-- Problem statement --
In the copy, include every entry exactly but none of the images.

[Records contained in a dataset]
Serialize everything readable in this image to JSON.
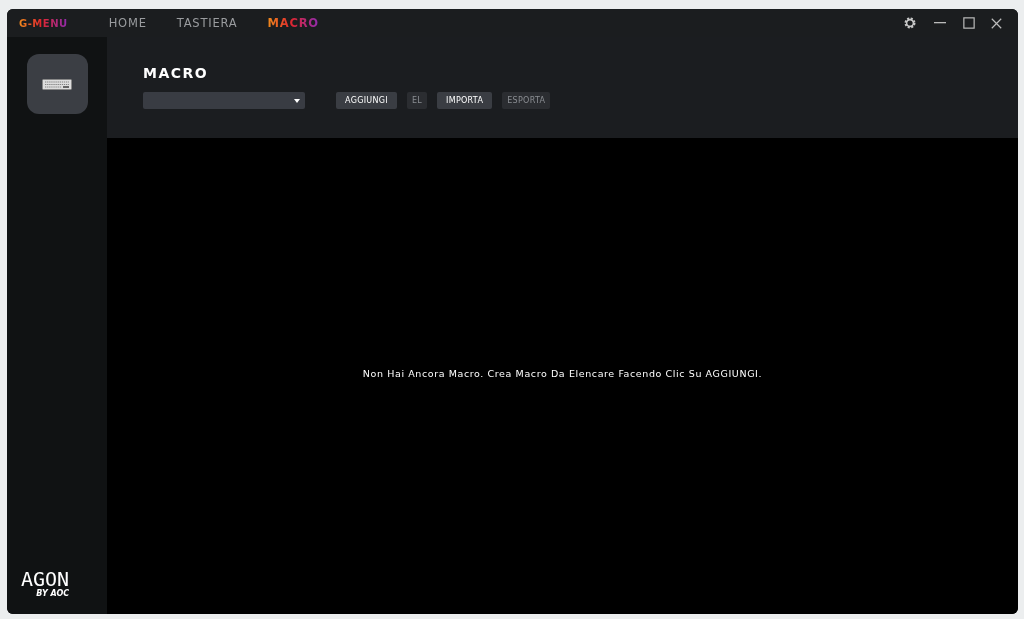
{
  "app": {
    "logo": "G-MENU"
  },
  "tabs": [
    {
      "label": "HOME",
      "selected": false
    },
    {
      "label": "TASTIERA",
      "selected": false
    },
    {
      "label": "MACRO",
      "selected": true
    }
  ],
  "sidebar": {
    "items": [
      {
        "kind": "keyboard",
        "selected": true
      }
    ],
    "brand": "AGON",
    "brand_sub": "BY AOC"
  },
  "header": {
    "title": "MACRO",
    "buttons": [
      {
        "label": "AGGIUNGI",
        "disabled": false
      },
      {
        "label": "EL",
        "disabled": true
      },
      {
        "label": "IMPORTA",
        "disabled": false
      },
      {
        "label": "ESPORTA",
        "disabled": true
      }
    ]
  },
  "empty_message": "Non Hai Ancora Macro. Crea Macro Da Elencare Facendo Clic Su AGGIUNGI."
}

-- Exercise output --
Serialize everything readable in this image to JSON.
{
  "app": {
    "logo": "G-MENU"
  },
  "tabs": [
    {
      "label": "HOME",
      "selected": false
    },
    {
      "label": "TASTIERA",
      "selected": false
    },
    {
      "label": "MACRO",
      "selected": true
    }
  ],
  "sidebar": {
    "items": [
      {
        "kind": "keyboard",
        "selected": true
      }
    ],
    "brand": "AGON",
    "brand_sub": "BY AOC"
  },
  "header": {
    "title": "MACRO",
    "buttons": [
      {
        "label": "AGGIUNGI",
        "disabled": false
      },
      {
        "label": "EL",
        "disabled": true
      },
      {
        "label": "IMPORTA",
        "disabled": false
      },
      {
        "label": "ESPORTA",
        "disabled": true
      }
    ]
  },
  "empty_message": "Non Hai Ancora Macro. Crea Macro Da Elencare Facendo Clic Su AGGIUNGI."
}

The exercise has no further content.